## Requirements
Show every line where "author" occurs.

## Dataset extract

────────

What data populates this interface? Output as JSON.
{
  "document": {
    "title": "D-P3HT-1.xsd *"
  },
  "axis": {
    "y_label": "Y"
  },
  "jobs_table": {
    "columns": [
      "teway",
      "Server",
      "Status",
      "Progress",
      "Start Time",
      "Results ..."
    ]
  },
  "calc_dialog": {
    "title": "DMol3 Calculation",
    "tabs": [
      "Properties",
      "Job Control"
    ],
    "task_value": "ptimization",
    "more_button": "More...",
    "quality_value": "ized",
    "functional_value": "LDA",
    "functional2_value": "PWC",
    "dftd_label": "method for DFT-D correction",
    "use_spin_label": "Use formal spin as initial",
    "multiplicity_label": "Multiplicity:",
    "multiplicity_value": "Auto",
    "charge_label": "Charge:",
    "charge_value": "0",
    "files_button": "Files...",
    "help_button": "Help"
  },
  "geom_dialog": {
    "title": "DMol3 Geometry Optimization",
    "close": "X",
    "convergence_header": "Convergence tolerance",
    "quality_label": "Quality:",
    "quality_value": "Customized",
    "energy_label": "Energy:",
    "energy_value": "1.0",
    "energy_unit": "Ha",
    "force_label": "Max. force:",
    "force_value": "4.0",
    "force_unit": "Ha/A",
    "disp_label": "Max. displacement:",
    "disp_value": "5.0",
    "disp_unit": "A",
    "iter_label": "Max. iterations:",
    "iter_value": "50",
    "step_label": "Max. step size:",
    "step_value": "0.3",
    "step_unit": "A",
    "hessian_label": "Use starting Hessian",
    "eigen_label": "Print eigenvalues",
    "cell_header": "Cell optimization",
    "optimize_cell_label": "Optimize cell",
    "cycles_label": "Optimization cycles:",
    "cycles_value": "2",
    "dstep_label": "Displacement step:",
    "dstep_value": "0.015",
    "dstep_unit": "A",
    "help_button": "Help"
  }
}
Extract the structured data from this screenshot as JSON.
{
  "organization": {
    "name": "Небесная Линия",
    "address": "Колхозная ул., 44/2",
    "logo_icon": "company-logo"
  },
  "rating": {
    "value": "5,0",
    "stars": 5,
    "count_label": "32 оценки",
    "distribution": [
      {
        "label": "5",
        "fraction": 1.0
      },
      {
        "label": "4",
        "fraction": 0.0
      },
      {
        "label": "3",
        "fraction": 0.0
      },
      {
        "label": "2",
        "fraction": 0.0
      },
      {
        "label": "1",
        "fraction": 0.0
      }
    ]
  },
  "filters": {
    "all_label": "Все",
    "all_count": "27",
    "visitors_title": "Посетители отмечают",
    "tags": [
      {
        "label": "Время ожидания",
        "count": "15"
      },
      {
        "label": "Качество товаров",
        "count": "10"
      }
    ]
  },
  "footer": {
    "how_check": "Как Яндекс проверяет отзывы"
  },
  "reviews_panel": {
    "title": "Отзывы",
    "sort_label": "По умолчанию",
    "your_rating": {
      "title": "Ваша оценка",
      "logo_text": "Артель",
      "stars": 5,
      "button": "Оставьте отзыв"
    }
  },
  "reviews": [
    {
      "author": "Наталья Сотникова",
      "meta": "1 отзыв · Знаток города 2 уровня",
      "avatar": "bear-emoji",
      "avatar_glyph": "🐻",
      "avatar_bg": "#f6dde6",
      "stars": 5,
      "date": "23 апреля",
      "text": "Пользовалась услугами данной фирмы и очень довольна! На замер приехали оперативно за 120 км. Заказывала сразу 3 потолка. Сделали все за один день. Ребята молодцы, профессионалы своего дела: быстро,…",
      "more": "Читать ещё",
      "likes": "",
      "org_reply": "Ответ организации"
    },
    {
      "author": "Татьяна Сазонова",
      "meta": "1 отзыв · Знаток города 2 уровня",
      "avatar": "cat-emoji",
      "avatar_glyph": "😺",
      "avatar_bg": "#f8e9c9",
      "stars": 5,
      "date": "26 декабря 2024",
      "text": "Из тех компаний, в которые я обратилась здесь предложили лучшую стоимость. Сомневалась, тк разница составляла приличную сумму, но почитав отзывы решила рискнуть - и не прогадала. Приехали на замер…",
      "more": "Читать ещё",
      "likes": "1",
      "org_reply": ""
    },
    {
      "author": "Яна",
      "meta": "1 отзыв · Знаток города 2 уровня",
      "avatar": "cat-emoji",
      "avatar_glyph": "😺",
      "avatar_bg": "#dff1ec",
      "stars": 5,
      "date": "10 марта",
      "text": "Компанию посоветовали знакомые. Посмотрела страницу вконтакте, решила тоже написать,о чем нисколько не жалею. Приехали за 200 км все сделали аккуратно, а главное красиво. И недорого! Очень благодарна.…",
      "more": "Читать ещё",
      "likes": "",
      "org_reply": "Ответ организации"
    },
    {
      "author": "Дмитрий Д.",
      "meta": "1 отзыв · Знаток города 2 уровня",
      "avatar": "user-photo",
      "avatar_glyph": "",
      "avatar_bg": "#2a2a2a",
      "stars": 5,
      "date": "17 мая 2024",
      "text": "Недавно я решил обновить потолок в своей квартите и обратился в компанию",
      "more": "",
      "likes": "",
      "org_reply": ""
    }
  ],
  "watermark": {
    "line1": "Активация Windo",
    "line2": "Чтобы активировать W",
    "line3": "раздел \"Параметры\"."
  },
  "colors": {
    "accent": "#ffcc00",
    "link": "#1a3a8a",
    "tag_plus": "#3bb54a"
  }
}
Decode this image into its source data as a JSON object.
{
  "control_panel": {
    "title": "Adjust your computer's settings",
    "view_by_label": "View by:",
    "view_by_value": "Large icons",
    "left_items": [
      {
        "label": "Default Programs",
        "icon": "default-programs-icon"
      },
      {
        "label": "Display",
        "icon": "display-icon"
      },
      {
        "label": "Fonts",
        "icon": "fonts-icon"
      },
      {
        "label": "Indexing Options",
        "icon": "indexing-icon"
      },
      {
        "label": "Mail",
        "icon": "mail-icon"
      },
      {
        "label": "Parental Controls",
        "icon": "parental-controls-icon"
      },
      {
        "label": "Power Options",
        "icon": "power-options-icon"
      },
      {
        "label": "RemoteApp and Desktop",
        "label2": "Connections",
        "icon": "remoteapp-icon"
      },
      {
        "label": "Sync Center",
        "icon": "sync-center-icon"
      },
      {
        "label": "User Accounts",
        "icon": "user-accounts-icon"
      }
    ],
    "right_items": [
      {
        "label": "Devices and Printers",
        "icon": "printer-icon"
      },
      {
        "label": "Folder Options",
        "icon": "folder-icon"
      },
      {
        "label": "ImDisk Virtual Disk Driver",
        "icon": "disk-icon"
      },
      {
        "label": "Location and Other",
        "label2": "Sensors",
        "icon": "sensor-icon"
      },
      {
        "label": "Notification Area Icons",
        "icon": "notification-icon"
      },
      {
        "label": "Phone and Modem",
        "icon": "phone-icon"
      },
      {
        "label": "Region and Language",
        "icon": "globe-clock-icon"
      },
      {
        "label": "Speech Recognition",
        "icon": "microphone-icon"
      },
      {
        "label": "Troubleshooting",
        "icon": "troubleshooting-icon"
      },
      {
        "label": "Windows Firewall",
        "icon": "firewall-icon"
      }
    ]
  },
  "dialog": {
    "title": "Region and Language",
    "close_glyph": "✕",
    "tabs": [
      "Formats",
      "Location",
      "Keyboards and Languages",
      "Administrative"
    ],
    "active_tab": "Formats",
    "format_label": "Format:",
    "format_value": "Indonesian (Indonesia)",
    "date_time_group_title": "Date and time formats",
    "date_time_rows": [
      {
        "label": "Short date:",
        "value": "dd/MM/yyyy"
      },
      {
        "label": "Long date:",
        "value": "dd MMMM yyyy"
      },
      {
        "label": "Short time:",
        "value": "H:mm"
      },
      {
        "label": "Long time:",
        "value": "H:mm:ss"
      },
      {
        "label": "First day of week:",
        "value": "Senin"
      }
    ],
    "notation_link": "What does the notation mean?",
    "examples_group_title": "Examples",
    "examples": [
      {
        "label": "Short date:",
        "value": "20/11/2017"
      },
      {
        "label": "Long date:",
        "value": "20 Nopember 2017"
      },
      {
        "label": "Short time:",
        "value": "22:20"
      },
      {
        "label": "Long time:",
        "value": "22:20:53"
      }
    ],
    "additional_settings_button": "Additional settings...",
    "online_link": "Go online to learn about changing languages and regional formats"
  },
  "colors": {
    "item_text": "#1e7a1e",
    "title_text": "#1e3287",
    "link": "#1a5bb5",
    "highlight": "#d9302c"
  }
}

────────

## Finished exercise
      "author": "Наталья Сотникова",
      "author": "Татьяна Сазонова",
      "author": "Яна",
      "author": "Дмитрий Д.",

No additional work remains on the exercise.